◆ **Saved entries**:
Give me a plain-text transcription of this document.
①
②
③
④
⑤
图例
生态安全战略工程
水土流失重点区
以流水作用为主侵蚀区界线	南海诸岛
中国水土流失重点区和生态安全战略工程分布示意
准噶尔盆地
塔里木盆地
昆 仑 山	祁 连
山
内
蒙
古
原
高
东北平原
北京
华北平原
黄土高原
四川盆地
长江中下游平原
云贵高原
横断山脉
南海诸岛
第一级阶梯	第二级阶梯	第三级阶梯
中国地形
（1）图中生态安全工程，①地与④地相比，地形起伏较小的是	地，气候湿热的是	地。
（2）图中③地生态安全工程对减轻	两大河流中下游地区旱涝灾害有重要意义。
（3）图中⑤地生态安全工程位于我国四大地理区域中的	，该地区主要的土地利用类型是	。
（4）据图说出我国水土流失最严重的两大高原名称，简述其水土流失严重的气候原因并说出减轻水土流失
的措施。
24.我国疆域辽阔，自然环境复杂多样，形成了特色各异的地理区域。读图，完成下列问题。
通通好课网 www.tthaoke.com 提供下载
* * *
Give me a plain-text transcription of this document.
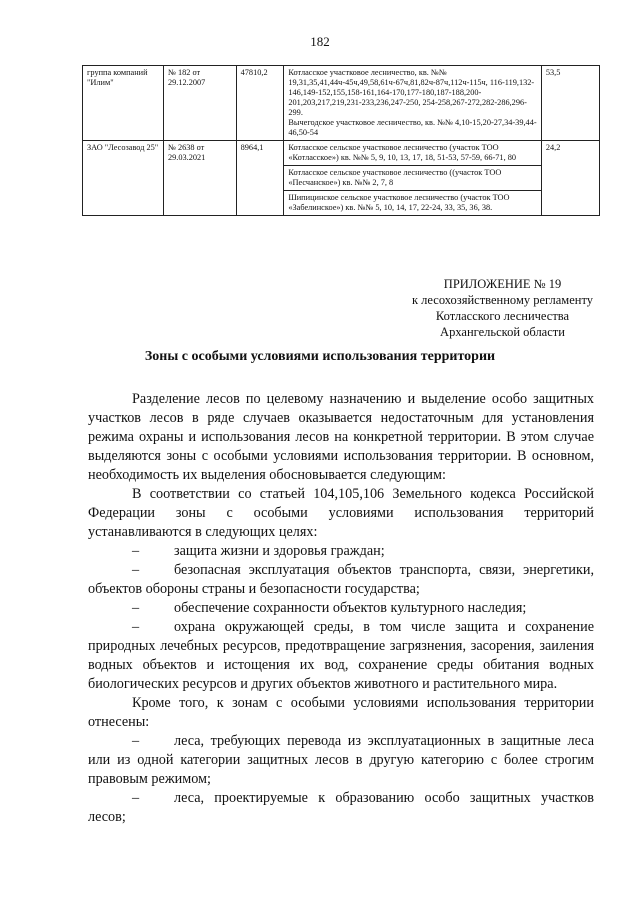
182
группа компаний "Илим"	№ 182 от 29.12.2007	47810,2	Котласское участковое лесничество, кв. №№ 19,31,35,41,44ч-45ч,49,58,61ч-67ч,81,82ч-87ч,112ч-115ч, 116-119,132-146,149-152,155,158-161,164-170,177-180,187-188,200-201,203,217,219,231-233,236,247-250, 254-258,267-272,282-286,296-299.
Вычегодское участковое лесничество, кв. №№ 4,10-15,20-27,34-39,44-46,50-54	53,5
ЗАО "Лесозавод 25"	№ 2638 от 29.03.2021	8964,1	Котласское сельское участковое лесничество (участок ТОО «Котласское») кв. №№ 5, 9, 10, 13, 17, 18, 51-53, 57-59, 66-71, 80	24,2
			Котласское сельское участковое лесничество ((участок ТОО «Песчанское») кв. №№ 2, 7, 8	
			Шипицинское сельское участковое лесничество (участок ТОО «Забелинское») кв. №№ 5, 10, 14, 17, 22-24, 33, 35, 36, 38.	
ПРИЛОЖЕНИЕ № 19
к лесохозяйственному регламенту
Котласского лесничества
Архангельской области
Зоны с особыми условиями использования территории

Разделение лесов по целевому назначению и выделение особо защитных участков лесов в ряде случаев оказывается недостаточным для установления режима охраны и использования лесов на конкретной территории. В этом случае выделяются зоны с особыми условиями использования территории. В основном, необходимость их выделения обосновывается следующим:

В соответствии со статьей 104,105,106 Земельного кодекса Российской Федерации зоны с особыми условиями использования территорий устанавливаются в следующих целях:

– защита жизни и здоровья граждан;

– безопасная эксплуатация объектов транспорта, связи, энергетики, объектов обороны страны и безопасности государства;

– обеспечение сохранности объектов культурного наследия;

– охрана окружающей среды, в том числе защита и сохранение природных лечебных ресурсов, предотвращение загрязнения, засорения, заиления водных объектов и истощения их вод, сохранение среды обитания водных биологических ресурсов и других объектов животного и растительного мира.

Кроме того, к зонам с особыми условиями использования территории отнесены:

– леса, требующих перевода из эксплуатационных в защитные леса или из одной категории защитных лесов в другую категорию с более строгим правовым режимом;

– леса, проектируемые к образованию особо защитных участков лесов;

◆ **WHAT TO DO**: Look through the records and gather each line with the word "лесов".

◆ **SOLUTION TO THIS TASK**:
Разделение лесов по целевому назначению и выделение особо защитных участков лесов в ряде случаев оказывается недостаточным для установления режима охраны и использования лесов на конкретной территории. В этом случае выделяются зоны с особыми условиями использования территории. В основном, необходимость их выделения обосновывается следующим:
– леса, требующих перевода из эксплуатационных в защитные леса или из одной категории защитных лесов в другую категорию с более строгим правовым режимом;
– леса, проектируемые к образованию особо защитных участков лесов;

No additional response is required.